* [DIRECTIONS FOR THIS TASK]
Output the data below in full, character for character.

+++ DATA FOR THIS TASK +++

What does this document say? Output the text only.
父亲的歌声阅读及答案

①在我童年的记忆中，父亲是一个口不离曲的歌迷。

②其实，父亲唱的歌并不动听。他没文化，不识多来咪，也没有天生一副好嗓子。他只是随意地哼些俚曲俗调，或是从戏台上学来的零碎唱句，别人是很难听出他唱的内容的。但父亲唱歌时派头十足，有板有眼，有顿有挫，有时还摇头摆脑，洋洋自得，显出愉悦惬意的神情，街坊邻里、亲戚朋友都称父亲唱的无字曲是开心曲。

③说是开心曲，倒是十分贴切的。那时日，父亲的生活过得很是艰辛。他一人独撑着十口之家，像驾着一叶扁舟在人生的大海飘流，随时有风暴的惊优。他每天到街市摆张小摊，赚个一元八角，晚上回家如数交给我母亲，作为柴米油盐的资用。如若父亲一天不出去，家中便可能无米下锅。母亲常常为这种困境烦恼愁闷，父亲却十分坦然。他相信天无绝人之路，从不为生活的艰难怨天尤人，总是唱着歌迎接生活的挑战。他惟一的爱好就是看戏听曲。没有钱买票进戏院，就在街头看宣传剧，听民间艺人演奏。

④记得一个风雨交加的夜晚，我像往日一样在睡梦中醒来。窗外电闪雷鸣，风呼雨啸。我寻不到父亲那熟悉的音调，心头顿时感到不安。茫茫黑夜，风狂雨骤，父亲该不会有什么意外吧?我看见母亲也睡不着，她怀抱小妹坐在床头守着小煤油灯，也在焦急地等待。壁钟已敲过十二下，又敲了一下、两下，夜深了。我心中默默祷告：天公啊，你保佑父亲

+++

* [RESULT BELOW]
What does this document say? Output the text only.
父亲的歌声阅读及答案

①在我童年的记忆中，父亲是一个口不离曲的歌迷。

②其实，父亲唱的歌并不动听。他没文化，不识多来咪，也没有天生一副好嗓子。他只是随意地哼些俚曲俗调，或是从戏台上学来的零碎唱句，别人是很难听出他唱的内容的。但父亲唱歌时派头十足，有板有眼，有顿有挫，有时还摇头摆脑，洋洋自得，显出愉悦惬意的神情，街坊邻里、亲戚朋友都称父亲唱的无字曲是开心曲。

③说是开心曲，倒是十分贴切的。那时日，父亲的生活过得很是艰辛。他一人独撑着十口之家，像驾着一叶扁舟在人生的大海飘流，随时有风暴的惊优。他每天到街市摆张小摊，赚个一元八角，晚上回家如数交给我母亲，作为柴米油盐的资用。如若父亲一天不出去，家中便可能无米下锅。母亲常常为这种困境烦恼愁闷，父亲却十分坦然。他相信天无绝人之路，从不为生活的艰难怨天尤人，总是唱着歌迎接生活的挑战。他惟一的爱好就是看戏听曲。没有钱买票进戏院，就在街头看宣传剧，听民间艺人演奏。

④记得一个风雨交加的夜晚，我像往日一样在睡梦中醒来。窗外电闪雷鸣，风呼雨啸。我寻不到父亲那熟悉的音调，心头顿时感到不安。茫茫黑夜，风狂雨骤，父亲该不会有什么意外吧?我看见母亲也睡不着，她怀抱小妹坐在床头守着小煤油灯，也在焦急地等待。壁钟已敲过十二下，又敲了一下、两下，夜深了。我心中默默祷告：天公啊，你保佑父亲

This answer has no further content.